━━ Recorded data

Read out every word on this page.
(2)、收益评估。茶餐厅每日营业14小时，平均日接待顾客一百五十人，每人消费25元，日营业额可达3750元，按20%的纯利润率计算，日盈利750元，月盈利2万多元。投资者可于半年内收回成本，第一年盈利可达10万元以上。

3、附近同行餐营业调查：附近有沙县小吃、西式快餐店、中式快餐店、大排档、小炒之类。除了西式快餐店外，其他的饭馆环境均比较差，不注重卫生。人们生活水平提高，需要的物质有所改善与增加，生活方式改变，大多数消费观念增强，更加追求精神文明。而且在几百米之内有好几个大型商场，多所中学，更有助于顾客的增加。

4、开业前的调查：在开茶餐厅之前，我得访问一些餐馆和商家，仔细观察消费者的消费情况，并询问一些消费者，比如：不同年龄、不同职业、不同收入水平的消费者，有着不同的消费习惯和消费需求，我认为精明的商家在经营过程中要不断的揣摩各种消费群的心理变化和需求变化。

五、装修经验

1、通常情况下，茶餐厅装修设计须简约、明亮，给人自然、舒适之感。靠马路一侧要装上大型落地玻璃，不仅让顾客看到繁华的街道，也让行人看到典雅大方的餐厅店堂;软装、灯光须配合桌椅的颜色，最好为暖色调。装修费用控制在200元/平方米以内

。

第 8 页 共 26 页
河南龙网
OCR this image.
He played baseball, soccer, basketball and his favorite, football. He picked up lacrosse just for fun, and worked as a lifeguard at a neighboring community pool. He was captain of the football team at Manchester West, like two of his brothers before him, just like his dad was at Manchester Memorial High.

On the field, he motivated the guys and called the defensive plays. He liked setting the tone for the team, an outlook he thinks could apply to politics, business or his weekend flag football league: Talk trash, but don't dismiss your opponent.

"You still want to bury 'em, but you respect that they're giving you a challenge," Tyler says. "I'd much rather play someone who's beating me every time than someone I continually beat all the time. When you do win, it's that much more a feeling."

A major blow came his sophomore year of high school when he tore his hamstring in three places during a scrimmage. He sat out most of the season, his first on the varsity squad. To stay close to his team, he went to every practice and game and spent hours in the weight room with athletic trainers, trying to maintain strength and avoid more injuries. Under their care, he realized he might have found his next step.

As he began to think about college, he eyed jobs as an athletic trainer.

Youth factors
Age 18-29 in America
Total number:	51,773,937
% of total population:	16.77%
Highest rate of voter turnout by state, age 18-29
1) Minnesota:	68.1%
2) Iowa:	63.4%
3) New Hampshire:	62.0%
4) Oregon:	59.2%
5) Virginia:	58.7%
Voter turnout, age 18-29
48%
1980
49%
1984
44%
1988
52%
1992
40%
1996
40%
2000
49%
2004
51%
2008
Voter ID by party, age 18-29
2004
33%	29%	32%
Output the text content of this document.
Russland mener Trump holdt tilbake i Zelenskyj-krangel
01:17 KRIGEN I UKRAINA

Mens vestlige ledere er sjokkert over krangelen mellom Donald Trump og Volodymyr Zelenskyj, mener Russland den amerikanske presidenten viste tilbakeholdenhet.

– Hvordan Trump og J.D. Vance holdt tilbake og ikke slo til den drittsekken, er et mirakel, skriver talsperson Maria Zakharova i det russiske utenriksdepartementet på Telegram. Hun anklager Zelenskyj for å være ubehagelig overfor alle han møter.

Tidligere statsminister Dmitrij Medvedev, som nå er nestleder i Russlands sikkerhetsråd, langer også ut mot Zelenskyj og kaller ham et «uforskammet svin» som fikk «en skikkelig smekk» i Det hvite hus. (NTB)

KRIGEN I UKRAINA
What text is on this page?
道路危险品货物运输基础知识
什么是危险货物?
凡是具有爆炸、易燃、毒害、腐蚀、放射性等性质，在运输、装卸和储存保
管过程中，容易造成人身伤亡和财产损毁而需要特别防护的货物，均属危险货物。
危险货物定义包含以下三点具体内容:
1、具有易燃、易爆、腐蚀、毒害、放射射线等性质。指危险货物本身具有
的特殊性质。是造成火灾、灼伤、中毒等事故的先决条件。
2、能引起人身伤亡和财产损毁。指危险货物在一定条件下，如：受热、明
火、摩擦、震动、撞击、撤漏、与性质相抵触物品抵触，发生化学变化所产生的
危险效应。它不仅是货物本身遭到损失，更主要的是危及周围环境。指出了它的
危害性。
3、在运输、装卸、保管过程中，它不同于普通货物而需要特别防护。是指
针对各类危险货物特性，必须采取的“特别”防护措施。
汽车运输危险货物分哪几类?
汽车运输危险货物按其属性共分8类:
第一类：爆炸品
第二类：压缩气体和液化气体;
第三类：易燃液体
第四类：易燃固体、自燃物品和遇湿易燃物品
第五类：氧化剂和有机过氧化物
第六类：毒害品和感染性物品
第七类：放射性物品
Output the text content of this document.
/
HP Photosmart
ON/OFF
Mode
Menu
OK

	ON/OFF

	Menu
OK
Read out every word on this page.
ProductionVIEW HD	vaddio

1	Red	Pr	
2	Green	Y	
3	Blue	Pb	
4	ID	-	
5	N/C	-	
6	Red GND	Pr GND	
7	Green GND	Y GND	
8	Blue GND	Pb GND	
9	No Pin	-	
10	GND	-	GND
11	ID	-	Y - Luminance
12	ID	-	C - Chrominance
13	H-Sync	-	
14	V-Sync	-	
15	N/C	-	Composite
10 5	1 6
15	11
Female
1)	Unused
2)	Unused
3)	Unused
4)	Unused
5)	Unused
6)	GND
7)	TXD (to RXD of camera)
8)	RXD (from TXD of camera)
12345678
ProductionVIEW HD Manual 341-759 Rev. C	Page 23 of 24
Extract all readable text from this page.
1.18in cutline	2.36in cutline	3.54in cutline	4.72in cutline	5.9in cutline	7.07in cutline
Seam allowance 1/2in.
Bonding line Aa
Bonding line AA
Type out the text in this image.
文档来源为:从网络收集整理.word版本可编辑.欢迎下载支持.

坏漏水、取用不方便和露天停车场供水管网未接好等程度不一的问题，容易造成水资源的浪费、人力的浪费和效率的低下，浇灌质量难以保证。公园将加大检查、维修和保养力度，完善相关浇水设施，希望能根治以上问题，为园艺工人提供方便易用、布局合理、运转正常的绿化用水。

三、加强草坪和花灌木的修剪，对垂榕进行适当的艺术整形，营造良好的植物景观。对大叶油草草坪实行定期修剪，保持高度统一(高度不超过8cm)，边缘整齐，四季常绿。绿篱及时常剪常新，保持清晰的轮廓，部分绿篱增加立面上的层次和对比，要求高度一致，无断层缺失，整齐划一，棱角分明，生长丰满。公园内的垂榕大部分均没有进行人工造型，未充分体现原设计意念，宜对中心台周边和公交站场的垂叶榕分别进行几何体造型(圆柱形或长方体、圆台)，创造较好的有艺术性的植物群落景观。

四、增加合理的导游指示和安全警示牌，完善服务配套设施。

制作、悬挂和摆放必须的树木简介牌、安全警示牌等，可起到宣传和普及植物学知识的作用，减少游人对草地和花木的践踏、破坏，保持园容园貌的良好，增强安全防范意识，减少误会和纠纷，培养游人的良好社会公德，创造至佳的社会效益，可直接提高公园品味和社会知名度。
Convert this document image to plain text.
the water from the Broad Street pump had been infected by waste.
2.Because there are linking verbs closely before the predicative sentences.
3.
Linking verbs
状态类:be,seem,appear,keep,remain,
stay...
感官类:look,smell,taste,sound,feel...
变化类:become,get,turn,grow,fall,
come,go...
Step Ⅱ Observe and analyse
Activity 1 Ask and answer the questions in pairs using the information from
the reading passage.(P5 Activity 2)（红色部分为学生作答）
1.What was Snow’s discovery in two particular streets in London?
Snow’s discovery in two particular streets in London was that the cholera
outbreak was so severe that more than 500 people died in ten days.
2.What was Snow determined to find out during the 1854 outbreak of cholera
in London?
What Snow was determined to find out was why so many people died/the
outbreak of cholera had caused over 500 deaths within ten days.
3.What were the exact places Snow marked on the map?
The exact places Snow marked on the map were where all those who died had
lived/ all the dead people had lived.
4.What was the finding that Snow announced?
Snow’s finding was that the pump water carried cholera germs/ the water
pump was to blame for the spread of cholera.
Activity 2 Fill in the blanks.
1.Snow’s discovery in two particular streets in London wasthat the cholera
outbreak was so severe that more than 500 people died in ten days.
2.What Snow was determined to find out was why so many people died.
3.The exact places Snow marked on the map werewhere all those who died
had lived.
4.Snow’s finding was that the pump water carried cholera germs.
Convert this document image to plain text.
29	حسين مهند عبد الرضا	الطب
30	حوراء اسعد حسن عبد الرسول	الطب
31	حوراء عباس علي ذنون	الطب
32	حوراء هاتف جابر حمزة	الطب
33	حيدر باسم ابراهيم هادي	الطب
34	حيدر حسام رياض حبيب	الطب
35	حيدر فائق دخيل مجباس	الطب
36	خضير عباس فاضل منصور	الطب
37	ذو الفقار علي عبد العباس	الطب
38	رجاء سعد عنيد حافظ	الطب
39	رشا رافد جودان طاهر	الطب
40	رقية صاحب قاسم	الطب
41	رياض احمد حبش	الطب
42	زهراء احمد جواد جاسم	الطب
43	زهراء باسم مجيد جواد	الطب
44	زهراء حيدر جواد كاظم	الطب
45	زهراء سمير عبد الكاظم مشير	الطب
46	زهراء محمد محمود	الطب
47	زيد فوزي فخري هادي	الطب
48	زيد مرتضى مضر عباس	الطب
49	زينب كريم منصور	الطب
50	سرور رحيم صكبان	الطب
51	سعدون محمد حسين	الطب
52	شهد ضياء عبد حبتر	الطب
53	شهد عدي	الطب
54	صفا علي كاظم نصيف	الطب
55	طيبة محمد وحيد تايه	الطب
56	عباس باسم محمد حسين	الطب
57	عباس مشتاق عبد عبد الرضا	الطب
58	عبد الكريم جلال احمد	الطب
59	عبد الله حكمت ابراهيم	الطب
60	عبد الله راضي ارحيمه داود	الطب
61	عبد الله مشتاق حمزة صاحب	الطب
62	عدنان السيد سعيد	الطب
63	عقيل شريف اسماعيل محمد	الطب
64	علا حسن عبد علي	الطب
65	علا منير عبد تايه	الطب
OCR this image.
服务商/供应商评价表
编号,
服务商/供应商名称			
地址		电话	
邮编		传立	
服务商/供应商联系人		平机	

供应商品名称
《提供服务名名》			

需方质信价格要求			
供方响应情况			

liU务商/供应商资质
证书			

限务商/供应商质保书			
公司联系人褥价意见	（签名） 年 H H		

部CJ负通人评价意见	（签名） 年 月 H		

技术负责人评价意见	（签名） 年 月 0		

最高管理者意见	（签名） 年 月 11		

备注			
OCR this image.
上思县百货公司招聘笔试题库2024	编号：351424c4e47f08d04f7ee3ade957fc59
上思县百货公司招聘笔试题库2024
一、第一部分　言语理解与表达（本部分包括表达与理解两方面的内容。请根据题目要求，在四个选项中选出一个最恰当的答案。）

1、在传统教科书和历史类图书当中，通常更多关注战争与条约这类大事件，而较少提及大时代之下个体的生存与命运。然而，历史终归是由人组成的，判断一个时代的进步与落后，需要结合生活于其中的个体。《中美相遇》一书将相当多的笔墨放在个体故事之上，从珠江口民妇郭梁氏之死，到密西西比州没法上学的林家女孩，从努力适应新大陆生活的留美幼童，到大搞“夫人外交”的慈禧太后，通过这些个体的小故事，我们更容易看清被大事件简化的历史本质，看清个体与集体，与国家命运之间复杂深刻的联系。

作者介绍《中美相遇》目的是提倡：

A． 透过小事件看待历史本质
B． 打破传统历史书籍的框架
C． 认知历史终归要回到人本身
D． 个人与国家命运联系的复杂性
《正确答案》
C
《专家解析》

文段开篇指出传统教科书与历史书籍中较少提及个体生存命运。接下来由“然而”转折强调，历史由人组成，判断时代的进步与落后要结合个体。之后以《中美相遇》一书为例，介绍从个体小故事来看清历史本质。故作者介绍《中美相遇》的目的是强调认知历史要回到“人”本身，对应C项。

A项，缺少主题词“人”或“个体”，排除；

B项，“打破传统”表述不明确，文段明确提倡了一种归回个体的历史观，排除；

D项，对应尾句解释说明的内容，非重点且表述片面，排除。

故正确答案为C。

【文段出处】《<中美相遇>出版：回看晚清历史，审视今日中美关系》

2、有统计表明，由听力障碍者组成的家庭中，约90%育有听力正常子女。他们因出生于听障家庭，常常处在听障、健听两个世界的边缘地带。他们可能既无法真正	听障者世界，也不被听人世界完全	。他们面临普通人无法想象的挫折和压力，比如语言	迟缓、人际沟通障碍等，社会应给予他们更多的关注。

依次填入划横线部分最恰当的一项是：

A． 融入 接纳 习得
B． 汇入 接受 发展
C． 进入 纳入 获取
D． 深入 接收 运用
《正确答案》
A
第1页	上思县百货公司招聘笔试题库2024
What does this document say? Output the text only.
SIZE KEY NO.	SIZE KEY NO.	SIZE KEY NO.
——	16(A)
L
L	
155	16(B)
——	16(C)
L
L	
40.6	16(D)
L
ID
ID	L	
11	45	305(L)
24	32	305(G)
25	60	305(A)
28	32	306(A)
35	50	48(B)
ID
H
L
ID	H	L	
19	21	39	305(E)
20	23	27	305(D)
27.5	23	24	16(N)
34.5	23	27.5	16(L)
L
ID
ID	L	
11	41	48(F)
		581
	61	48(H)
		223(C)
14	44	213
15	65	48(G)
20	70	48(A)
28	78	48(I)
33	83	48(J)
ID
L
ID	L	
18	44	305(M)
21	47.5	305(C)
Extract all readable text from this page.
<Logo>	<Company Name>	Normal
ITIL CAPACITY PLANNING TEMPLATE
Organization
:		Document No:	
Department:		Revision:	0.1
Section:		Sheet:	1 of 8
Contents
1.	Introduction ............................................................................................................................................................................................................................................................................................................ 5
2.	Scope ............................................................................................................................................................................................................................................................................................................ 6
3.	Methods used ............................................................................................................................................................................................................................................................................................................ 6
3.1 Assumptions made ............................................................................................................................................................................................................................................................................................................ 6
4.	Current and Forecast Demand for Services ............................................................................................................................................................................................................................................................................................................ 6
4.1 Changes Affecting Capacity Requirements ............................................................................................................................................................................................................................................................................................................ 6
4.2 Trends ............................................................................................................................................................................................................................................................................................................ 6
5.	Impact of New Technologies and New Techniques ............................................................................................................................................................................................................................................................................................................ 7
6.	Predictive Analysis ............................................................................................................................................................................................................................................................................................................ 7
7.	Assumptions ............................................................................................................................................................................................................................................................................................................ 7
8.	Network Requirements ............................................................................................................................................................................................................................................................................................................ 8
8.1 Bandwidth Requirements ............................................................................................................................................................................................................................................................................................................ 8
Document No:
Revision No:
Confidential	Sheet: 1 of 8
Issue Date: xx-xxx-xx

━━━━

(Aim of the task):
Tell how many lines above contain the word "حيدر". Give the number alone.

(Result):
4